[start THE INPUT]

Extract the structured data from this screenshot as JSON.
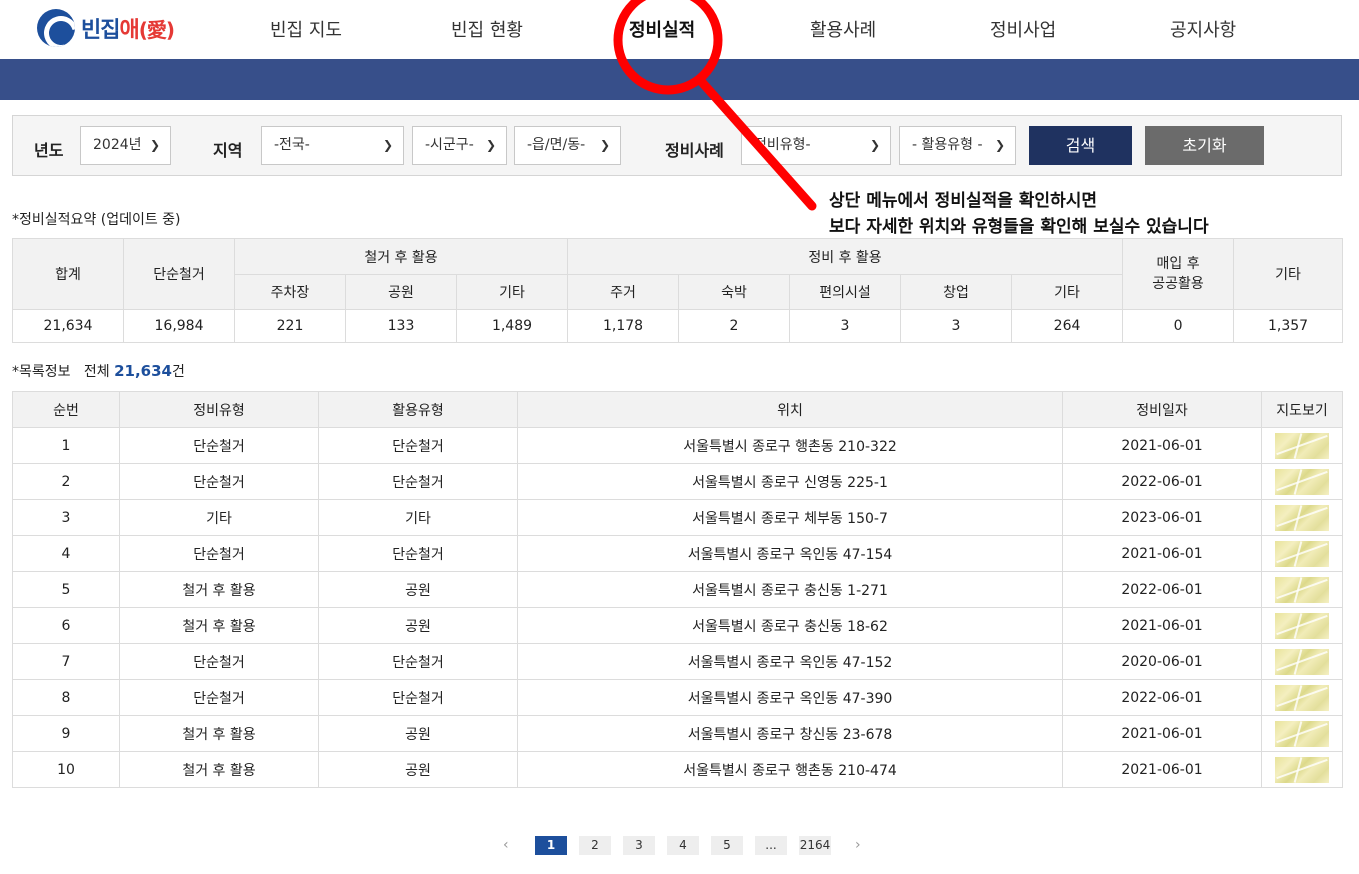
{
  "logo": {
    "text_main": "빈집",
    "text_ae": "애",
    "text_han": "(愛)"
  },
  "nav": [
    "빈집 지도",
    "빈집 현황",
    "정비실적",
    "활용사례",
    "정비사업",
    "공지사항"
  ],
  "nav_active_index": 2,
  "search": {
    "year_label": "년도",
    "year_value": "2024년",
    "region_label": "지역",
    "sido_value": "-전국-",
    "sigungu_value": "-시군구-",
    "emd_value": "-읍/면/동-",
    "case_label": "정비사례",
    "type_value": "정비유형-",
    "use_value": "- 활용유형 -",
    "search_button": "검색",
    "reset_button": "초기화"
  },
  "annotation": {
    "line1": "상단 메뉴에서 정비실적을 확인하시면",
    "line2": "보다 자세한 위치와 유형들을 확인해 보실수 있습니다",
    "color": "#ff0000"
  },
  "summary": {
    "caption": "*정비실적요약 (업데이트 중)",
    "h_total": "합계",
    "h_simple": "단순철거",
    "h_after_demolish": "철거 후 활용",
    "h_after_repair": "정비 후 활용",
    "h_purchase": "매입 후 공공활용",
    "h_other": "기타",
    "sub_demolish": [
      "주차장",
      "공원",
      "기타"
    ],
    "sub_repair": [
      "주거",
      "숙박",
      "편의시설",
      "창업",
      "기타"
    ],
    "values": [
      "21,634",
      "16,984",
      "221",
      "133",
      "1,489",
      "1,178",
      "2",
      "3",
      "3",
      "264",
      "0",
      "1,357"
    ]
  },
  "list": {
    "caption": "*목록정보",
    "total_prefix": "전체",
    "total_count": "21,634",
    "total_suffix": "건",
    "headers": [
      "순번",
      "정비유형",
      "활용유형",
      "위치",
      "정비일자",
      "지도보기"
    ],
    "rows": [
      [
        "1",
        "단순철거",
        "단순철거",
        "서울특별시 종로구 행촌동 210-322",
        "2021-06-01"
      ],
      [
        "2",
        "단순철거",
        "단순철거",
        "서울특별시 종로구 신영동 225-1",
        "2022-06-01"
      ],
      [
        "3",
        "기타",
        "기타",
        "서울특별시 종로구 체부동 150-7",
        "2023-06-01"
      ],
      [
        "4",
        "단순철거",
        "단순철거",
        "서울특별시 종로구 옥인동 47-154",
        "2021-06-01"
      ],
      [
        "5",
        "철거 후 활용",
        "공원",
        "서울특별시 종로구 충신동 1-271",
        "2022-06-01"
      ],
      [
        "6",
        "철거 후 활용",
        "공원",
        "서울특별시 종로구 충신동 18-62",
        "2021-06-01"
      ],
      [
        "7",
        "단순철거",
        "단순철거",
        "서울특별시 종로구 옥인동 47-152",
        "2020-06-01"
      ],
      [
        "8",
        "단순철거",
        "단순철거",
        "서울특별시 종로구 옥인동 47-390",
        "2022-06-01"
      ],
      [
        "9",
        "철거 후 활용",
        "공원",
        "서울특별시 종로구 창신동 23-678",
        "2021-06-01"
      ],
      [
        "10",
        "철거 후 활용",
        "공원",
        "서울특별시 종로구 행촌동 210-474",
        "2021-06-01"
      ]
    ]
  },
  "pagination": {
    "prev": "‹",
    "pages": [
      "1",
      "2",
      "3",
      "4",
      "5",
      "...",
      "2164"
    ],
    "current": "1",
    "next": "›"
  }
}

[end THE INPUT]

(GIVEN REQUEST):
From the entries above, output every line exactly and omit any image.

(RESPONSE):
Extract the structured data from this screenshot as JSON.
{
  "logo": {
    "text_main": "빈집",
    "text_ae": "애",
    "text_han": "(愛)"
  },
  "nav": [
    "빈집 지도",
    "빈집 현황",
    "정비실적",
    "활용사례",
    "정비사업",
    "공지사항"
  ],
  "nav_active_index": 2,
  "search": {
    "year_label": "년도",
    "year_value": "2024년",
    "region_label": "지역",
    "sido_value": "-전국-",
    "sigungu_value": "-시군구-",
    "emd_value": "-읍/면/동-",
    "case_label": "정비사례",
    "type_value": "정비유형-",
    "use_value": "- 활용유형 -",
    "search_button": "검색",
    "reset_button": "초기화"
  },
  "annotation": {
    "line1": "상단 메뉴에서 정비실적을 확인하시면",
    "line2": "보다 자세한 위치와 유형들을 확인해 보실수 있습니다",
    "color": "#ff0000"
  },
  "summary": {
    "caption": "*정비실적요약 (업데이트 중)",
    "h_total": "합계",
    "h_simple": "단순철거",
    "h_after_demolish": "철거 후 활용",
    "h_after_repair": "정비 후 활용",
    "h_purchase": "매입 후 공공활용",
    "h_other": "기타",
    "sub_demolish": [
      "주차장",
      "공원",
      "기타"
    ],
    "sub_repair": [
      "주거",
      "숙박",
      "편의시설",
      "창업",
      "기타"
    ],
    "values": [
      "21,634",
      "16,984",
      "221",
      "133",
      "1,489",
      "1,178",
      "2",
      "3",
      "3",
      "264",
      "0",
      "1,357"
    ]
  },
  "list": {
    "caption": "*목록정보",
    "total_prefix": "전체",
    "total_count": "21,634",
    "total_suffix": "건",
    "headers": [
      "순번",
      "정비유형",
      "활용유형",
      "위치",
      "정비일자",
      "지도보기"
    ],
    "rows": [
      [
        "1",
        "단순철거",
        "단순철거",
        "서울특별시 종로구 행촌동 210-322",
        "2021-06-01"
      ],
      [
        "2",
        "단순철거",
        "단순철거",
        "서울특별시 종로구 신영동 225-1",
        "2022-06-01"
      ],
      [
        "3",
        "기타",
        "기타",
        "서울특별시 종로구 체부동 150-7",
        "2023-06-01"
      ],
      [
        "4",
        "단순철거",
        "단순철거",
        "서울특별시 종로구 옥인동 47-154",
        "2021-06-01"
      ],
      [
        "5",
        "철거 후 활용",
        "공원",
        "서울특별시 종로구 충신동 1-271",
        "2022-06-01"
      ],
      [
        "6",
        "철거 후 활용",
        "공원",
        "서울특별시 종로구 충신동 18-62",
        "2021-06-01"
      ],
      [
        "7",
        "단순철거",
        "단순철거",
        "서울특별시 종로구 옥인동 47-152",
        "2020-06-01"
      ],
      [
        "8",
        "단순철거",
        "단순철거",
        "서울특별시 종로구 옥인동 47-390",
        "2022-06-01"
      ],
      [
        "9",
        "철거 후 활용",
        "공원",
        "서울특별시 종로구 창신동 23-678",
        "2021-06-01"
      ],
      [
        "10",
        "철거 후 활용",
        "공원",
        "서울특별시 종로구 행촌동 210-474",
        "2021-06-01"
      ]
    ]
  },
  "pagination": {
    "prev": "‹",
    "pages": [
      "1",
      "2",
      "3",
      "4",
      "5",
      "...",
      "2164"
    ],
    "current": "1",
    "next": "›"
  }
}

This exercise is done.